#### [Direction]
Do not copy the pictures; transcribe all other material exactly.
• • • • • • •
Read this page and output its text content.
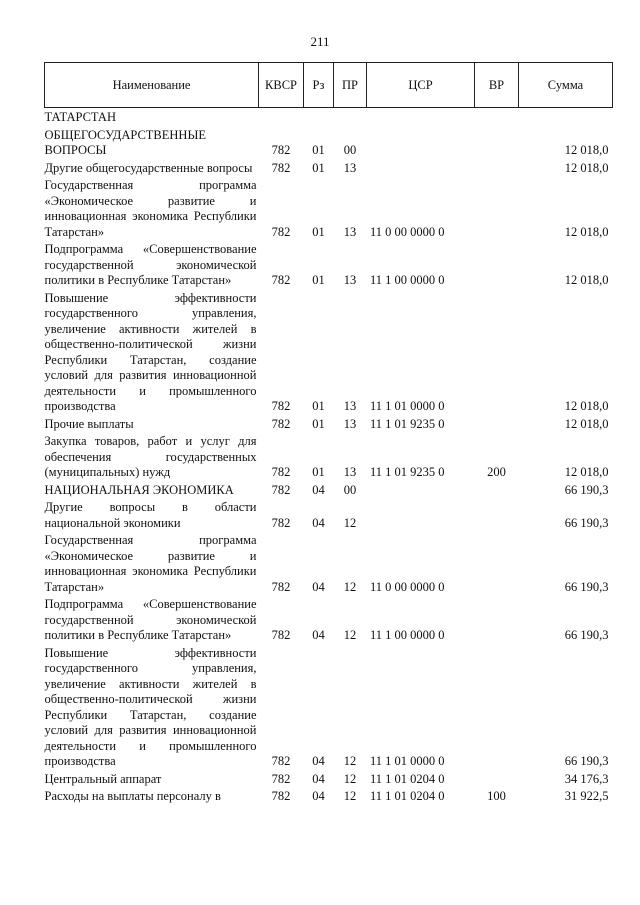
211
Наименование	КВСР	Рз	ПР	ЦСР	ВР	Сумма
ТАТАРСТАН						
ОБЩЕГОСУДАРСТВЕННЫЕ ВОПРОСЫ	782	01	00			12 018,0
Другие общегосударственные вопросы	782	01	13			12 018,0
Государственная программа «Экономическое развитие и инновационная экономика Республики Татарстан»	782	01	13	11 0 00 0000 0		12 018,0
Подпрограмма «Совершенствование государственной экономической политики в Республике Татарстан»	782	01	13	11 1 00 0000 0		12 018,0
Повышение эффективности государственного управления, увеличение активности жителей в общественно-политической жизни Республики Татарстан, создание условий для развития инновационной деятельности и промышленного производства	782	01	13	11 1 01 0000 0		12 018,0
Прочие выплаты	782	01	13	11 1 01 9235 0		12 018,0
Закупка товаров, работ и услуг для обеспечения государственных (муниципальных) нужд	782	01	13	11 1 01 9235 0	200	12 018,0
НАЦИОНАЛЬНАЯ ЭКОНОМИКА	782	04	00			66 190,3
Другие вопросы в области национальной экономики	782	04	12			66 190,3
Государственная программа «Экономическое развитие и инновационная экономика Республики Татарстан»	782	04	12	11 0 00 0000 0		66 190,3
Подпрограмма «Совершенствование государственной экономической политики в Республике Татарстан»	782	04	12	11 1 00 0000 0		66 190,3
Повышение эффективности государственного управления, увеличение активности жителей в общественно-политической жизни Республики Татарстан, создание условий для развития инновационной деятельности и промышленного производства	782	04	12	11 1 01 0000 0		66 190,3
Центральный аппарат	782	04	12	11 1 01 0204 0		34 176,3
Расходы на выплаты персоналу в	782	04	12	11 1 01 0204 0	100	31 922,5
• • • • • • •
#### [Correct result]
Read this page and output its text content.
211
Наименование	КВСР	Рз	ПР	ЦСР	ВР	Сумма
ТАТАРСТАН						
ОБЩЕГОСУДАРСТВЕННЫЕ ВОПРОСЫ	782	01	00			12 018,0
Другие общегосударственные вопросы	782	01	13			12 018,0
Государственная программа «Экономическое развитие и инновационная экономика Республики Татарстан»	782	01	13	11 0 00 0000 0		12 018,0
Подпрограмма «Совершенствование государственной экономической политики в Республике Татарстан»	782	01	13	11 1 00 0000 0		12 018,0
Повышение эффективности государственного управления, увеличение активности жителей в общественно-политической жизни Республики Татарстан, создание условий для развития инновационной деятельности и промышленного производства	782	01	13	11 1 01 0000 0		12 018,0
Прочие выплаты	782	01	13	11 1 01 9235 0		12 018,0
Закупка товаров, работ и услуг для обеспечения государственных (муниципальных) нужд	782	01	13	11 1 01 9235 0	200	12 018,0
НАЦИОНАЛЬНАЯ ЭКОНОМИКА	782	04	00			66 190,3
Другие вопросы в области национальной экономики	782	04	12			66 190,3
Государственная программа «Экономическое развитие и инновационная экономика Республики Татарстан»	782	04	12	11 0 00 0000 0		66 190,3
Подпрограмма «Совершенствование государственной экономической политики в Республике Татарстан»	782	04	12	11 1 00 0000 0		66 190,3
Повышение эффективности государственного управления, увеличение активности жителей в общественно-политической жизни Республики Татарстан, создание условий для развития инновационной деятельности и промышленного производства	782	04	12	11 1 01 0000 0		66 190,3
Центральный аппарат	782	04	12	11 1 01 0204 0		34 176,3
Расходы на выплаты персоналу в	782	04	12	11 1 01 0204 0	100	31 922,5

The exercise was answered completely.